DATASET ENTRIES:

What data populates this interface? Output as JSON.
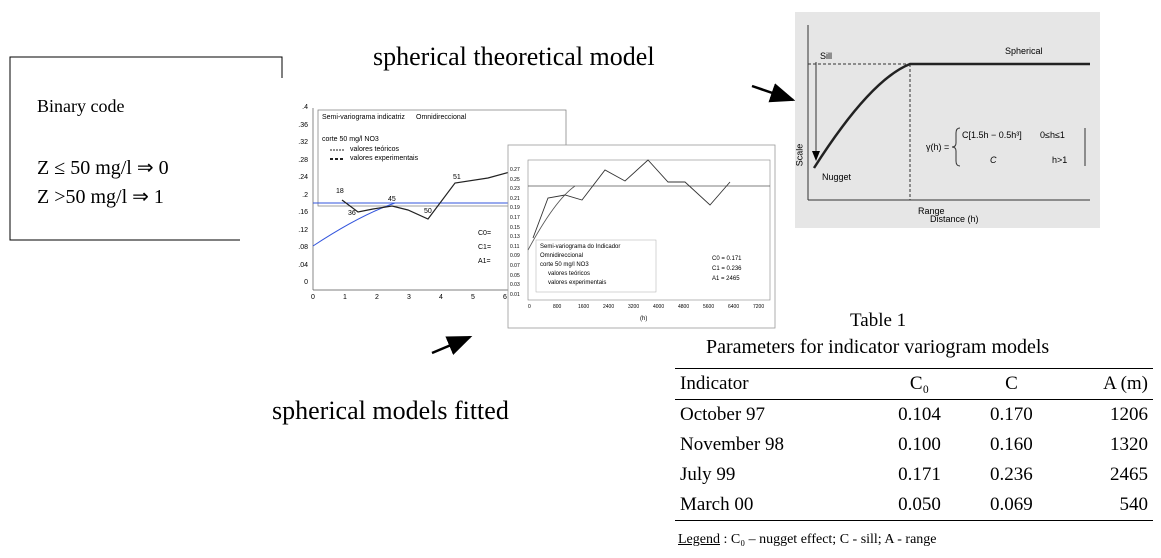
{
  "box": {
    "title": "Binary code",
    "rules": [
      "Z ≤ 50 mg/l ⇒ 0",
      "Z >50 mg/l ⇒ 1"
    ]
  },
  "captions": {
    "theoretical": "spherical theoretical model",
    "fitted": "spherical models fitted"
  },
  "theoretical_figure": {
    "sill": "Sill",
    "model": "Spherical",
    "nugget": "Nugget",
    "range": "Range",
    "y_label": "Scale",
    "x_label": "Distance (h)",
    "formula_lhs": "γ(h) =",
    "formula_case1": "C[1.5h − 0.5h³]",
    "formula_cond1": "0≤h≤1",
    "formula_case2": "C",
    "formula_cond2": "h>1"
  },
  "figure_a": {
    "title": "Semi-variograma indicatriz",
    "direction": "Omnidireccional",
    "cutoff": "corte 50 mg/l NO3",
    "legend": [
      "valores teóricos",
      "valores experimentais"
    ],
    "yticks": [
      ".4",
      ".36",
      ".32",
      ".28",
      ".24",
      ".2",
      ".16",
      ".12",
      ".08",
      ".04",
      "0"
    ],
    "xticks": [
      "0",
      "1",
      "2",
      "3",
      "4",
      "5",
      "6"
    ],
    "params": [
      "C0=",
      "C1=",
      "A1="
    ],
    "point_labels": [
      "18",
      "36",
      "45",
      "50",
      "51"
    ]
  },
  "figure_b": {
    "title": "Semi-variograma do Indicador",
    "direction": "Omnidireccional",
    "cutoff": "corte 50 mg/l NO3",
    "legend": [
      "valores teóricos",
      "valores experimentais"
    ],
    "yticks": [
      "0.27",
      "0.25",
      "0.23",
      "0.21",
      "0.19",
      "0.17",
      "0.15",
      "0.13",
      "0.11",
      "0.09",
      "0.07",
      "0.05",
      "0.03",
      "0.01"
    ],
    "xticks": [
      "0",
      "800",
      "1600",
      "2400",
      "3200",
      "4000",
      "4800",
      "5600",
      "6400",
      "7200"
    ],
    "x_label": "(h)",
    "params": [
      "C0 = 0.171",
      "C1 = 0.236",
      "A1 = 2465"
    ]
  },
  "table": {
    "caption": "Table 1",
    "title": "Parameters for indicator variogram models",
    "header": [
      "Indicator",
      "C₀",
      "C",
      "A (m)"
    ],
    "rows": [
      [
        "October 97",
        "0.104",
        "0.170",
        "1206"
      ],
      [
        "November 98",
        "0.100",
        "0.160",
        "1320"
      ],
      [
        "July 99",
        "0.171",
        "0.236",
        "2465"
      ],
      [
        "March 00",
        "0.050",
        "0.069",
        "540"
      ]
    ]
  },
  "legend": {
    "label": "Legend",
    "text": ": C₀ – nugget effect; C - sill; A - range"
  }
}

TASK DESCRIPTION:
Copy out every line of the data that includes the word "models".

TASK RESPONSE:
    "fitted": "spherical models fitted"
    "title": "Parameters for indicator variogram models",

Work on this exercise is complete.